▶ [SELECTED PASSAGE]:
----------------

The impulse to make sense of the world through the magic of story is almost as old as the Appalachians—is as old as mankind. Stories manufacture meaning. And following a writer’s life through the potpourri of stories she tells about her home, her family, her schooling, her mentors, her writing and teaching, her loves and losses, and her own complicated and hard-earned life, “still trying like crazy” to understand and to communicate the sense of it all, is among the signature pleasures and lessons of Lee Smith’s first book of nonfiction, Dimestore.

As in a dimestore or Five & Dime, many of these essays are a mere five pages, or 10. The longest essay, over 30 pages, opens the collection properly after the prologue, titled “Raised to Leave: Some Thoughts on ‘Culture,’ ” sets the stage for a portion of Smith’s subject matter and for a central theme: as Smith says, “we are raised to leave our families and our hometowns.” Nonetheless, Smith’s collection of essays is, she explains, “a love song to Appalachian culture and to this small town of Grundy and to the extended family (even as they drive you crazy!). I had a glorious childhood; it was a different life back then, when twitter meant the sound of birds.”

Although this collection begins with an examination of Appalachian culture gone mainstream, with ruminations on her experience in the small mountain town of Grundy, Virginia, these essays cover as well, Smith explains, “other places that have meant a lot to me”—places such as Hollins College, Chapel Hill, North Carolina, Hillsborough, North Carolina, and Castine, Maine. And the essays also cover imaginative territory: the world of stories and books.

----------------

▶ [GIVEN INSTRUCTION 1]: Lay out everything in the rows from the start down to the line containing "Bar (278, 1172, 327, 1258)" as a JSON list of strings, one string per line, with blank lines left out.
The rows below this point are unrelated to the review.

Source data:
----------------

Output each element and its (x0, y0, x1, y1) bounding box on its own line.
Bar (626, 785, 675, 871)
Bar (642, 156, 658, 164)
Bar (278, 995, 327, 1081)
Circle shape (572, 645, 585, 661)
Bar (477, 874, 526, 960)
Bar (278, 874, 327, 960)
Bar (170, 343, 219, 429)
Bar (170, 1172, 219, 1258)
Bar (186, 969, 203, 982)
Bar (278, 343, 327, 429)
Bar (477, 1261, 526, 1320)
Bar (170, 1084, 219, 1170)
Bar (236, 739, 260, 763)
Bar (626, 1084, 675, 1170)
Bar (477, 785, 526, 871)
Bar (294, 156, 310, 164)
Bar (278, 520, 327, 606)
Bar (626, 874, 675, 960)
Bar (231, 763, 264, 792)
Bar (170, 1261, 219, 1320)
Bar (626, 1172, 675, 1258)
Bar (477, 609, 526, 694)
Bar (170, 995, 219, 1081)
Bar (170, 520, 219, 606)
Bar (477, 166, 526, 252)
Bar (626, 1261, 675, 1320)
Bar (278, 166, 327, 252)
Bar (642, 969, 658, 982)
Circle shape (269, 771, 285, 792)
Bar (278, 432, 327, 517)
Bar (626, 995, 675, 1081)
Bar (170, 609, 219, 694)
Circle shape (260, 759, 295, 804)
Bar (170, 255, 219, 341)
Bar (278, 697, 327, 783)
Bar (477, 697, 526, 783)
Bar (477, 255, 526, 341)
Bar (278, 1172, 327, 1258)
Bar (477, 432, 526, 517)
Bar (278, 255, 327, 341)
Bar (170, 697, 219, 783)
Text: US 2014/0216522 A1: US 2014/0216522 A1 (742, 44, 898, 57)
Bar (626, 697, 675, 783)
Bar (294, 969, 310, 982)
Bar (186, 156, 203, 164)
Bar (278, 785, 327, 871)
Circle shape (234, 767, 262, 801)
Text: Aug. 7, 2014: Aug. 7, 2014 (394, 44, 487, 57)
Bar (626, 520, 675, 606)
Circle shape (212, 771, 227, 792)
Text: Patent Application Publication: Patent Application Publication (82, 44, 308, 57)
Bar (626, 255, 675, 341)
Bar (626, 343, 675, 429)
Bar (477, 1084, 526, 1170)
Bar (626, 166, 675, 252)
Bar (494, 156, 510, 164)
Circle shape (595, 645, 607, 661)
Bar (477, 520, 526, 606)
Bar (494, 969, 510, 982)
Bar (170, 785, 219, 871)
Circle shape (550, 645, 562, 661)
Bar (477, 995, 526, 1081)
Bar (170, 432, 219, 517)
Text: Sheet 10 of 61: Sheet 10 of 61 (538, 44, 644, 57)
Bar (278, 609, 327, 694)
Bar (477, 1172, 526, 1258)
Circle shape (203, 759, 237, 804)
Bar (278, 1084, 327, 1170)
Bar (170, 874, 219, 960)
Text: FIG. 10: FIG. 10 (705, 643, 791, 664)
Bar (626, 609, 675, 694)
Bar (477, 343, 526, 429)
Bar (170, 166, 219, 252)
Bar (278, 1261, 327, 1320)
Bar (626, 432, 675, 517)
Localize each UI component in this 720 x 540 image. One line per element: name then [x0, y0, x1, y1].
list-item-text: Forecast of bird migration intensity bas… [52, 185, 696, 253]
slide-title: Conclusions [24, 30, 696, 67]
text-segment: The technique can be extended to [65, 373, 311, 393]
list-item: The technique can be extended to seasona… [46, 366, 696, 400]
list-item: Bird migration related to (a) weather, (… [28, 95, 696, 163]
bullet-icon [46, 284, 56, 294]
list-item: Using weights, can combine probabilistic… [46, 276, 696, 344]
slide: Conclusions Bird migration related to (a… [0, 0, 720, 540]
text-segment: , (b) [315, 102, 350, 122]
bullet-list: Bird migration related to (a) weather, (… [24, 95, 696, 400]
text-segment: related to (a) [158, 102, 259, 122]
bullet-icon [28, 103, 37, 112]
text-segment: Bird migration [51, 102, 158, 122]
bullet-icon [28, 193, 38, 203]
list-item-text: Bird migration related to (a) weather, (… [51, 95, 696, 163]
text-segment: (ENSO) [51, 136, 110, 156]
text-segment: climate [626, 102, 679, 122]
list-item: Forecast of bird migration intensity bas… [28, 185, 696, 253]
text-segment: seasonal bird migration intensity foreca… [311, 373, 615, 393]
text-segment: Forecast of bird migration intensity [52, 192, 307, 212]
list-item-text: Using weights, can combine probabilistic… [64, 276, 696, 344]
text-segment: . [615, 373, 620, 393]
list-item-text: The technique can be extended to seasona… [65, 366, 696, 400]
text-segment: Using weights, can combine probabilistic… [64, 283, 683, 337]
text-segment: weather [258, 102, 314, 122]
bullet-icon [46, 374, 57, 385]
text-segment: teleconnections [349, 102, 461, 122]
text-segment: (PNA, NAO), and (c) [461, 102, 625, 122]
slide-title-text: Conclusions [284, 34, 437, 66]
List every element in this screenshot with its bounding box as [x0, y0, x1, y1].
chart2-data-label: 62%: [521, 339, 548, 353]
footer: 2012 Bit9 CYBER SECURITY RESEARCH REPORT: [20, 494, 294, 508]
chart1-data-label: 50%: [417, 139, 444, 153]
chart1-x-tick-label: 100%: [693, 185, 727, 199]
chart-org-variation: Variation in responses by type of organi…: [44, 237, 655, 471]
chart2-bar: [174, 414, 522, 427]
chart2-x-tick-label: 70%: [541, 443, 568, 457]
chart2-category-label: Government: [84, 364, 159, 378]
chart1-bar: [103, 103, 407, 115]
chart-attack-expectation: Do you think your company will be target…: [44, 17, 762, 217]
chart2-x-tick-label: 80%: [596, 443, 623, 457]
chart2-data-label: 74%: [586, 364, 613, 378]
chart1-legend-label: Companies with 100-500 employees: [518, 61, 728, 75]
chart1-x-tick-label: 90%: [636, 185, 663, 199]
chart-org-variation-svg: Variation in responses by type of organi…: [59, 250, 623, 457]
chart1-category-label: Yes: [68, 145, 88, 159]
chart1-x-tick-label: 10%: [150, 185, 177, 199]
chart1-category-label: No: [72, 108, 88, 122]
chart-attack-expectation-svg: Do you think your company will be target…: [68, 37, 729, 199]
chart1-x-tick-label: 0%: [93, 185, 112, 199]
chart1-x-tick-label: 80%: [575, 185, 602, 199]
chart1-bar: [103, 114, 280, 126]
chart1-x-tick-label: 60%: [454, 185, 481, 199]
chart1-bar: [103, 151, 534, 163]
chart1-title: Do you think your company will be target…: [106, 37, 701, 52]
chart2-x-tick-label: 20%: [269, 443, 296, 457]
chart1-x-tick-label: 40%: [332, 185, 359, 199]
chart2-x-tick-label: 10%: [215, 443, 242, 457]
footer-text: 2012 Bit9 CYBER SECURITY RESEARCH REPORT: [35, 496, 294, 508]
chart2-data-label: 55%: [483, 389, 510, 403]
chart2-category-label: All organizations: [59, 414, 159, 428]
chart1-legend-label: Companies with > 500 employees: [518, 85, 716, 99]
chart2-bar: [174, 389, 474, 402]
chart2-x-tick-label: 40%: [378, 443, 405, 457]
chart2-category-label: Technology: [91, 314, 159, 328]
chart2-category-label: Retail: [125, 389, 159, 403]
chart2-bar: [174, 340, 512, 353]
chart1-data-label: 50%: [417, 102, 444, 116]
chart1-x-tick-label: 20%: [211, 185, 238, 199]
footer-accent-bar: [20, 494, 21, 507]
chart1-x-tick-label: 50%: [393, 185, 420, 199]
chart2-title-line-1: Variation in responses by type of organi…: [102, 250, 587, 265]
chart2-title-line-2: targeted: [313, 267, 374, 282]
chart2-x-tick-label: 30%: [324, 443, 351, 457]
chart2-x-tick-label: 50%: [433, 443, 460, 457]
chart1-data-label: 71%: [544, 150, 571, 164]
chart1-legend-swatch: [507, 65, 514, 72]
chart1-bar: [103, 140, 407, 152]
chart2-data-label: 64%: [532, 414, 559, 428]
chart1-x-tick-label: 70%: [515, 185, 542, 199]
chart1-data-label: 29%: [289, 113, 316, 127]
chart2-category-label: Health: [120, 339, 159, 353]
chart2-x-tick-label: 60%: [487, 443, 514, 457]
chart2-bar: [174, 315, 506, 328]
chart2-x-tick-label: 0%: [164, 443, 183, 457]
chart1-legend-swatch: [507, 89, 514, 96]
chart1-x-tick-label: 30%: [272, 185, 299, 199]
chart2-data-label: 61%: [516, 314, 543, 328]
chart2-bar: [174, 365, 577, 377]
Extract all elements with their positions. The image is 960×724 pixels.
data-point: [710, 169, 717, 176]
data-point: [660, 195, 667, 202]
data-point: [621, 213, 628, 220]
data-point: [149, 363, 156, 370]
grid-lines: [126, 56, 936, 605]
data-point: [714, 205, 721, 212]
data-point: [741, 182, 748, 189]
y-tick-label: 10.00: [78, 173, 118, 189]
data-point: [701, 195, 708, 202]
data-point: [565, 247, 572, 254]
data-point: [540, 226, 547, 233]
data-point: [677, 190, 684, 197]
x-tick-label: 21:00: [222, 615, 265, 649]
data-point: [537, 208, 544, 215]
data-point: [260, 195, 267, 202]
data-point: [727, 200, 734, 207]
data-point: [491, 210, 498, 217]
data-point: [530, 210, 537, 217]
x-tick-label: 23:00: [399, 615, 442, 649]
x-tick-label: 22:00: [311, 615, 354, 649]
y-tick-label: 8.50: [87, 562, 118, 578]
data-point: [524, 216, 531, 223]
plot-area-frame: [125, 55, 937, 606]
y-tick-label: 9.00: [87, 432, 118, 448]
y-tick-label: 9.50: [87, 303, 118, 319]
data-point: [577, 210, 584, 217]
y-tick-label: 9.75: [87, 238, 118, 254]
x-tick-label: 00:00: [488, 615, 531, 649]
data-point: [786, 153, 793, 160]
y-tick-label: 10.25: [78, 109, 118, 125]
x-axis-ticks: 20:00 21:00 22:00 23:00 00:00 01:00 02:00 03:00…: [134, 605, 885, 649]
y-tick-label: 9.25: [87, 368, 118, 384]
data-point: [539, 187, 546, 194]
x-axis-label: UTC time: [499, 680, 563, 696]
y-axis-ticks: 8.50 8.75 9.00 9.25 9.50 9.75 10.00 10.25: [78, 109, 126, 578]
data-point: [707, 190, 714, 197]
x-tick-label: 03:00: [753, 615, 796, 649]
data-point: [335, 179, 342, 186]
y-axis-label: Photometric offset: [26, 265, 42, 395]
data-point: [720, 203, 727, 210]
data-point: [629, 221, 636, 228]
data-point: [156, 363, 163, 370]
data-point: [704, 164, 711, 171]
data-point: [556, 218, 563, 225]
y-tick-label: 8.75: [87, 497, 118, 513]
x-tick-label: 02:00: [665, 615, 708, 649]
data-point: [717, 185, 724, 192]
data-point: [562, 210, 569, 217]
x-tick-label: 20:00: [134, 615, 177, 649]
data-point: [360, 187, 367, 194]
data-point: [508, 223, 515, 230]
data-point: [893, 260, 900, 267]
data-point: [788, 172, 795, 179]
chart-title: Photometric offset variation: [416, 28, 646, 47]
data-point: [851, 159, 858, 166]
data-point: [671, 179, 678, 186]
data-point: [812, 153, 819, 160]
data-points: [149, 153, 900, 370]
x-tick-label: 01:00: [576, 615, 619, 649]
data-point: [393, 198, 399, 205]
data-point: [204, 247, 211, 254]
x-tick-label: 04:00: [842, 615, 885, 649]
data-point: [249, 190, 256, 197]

----------------

▶ [GIVEN INSTRUCTION 2]: Translate this sentence from the review into Spanish: "And the essays also cover imaginative territory: the world of stories and books."

▶ [EXPECTED ANSWER 1]:
[
  "Output each element and its (x0, y0, x1, y1) bounding box on its own line.",
  "Bar (626, 785, 675, 871)",
  "Bar (642, 156, 658, 164)",
  "Bar (278, 995, 327, 1081)",
  "Circle shape (572, 645, 585, 661)",
  "Bar (477, 874, 526, 960)",
  "Bar (278, 874, 327, 960)",
  "Bar (170, 343, 219, 429)",
  "Bar (170, 1172, 219, 1258)",
  "Bar (186, 969, 203, 982)",
  "Bar (278, 343, 327, 429)",
  "Bar (477, 1261, 526, 1320)",
  "Bar (170, 1084, 219, 1170)",
  "Bar (236, 739, 260, 763)",
  "Bar (626, 1084, 675, 1170)",
  "Bar (477, 785, 526, 871)",
  "Bar (294, 156, 310, 164)",
  "Bar (278, 520, 327, 606)",
  "Bar (626, 874, 675, 960)",
  "Bar (231, 763, 264, 792)",
  "Bar (170, 1261, 219, 1320)",
  "Bar (626, 1172, 675, 1258)",
  "Bar (477, 609, 526, 694)",
  "Bar (170, 995, 219, 1081)",
  "Bar (170, 520, 219, 606)",
  "Bar (477, 166, 526, 252)",
  "Bar (626, 1261, 675, 1320)",
  "Bar (278, 166, 327, 252)",
  "Bar (642, 969, 658, 982)",
  "Circle shape (269, 771, 285, 792)",
  "Bar (278, 432, 327, 517)",
  "Bar (626, 995, 675, 1081)",
  "Bar (170, 609, 219, 694)",
  "Circle shape (260, 759, 295, 804)",
  "Bar (170, 255, 219, 341)",
  "Bar (278, 697, 327, 783)",
  "Bar (477, 697, 526, 783)",
  "Bar (477, 255, 526, 341)",
  "Bar (278, 1172, 327, 1258)"
]

▶ [EXPECTED ANSWER 2]: Y los ensayos también abarcan un territorio imaginativo: el mundo de las historias y de los libros.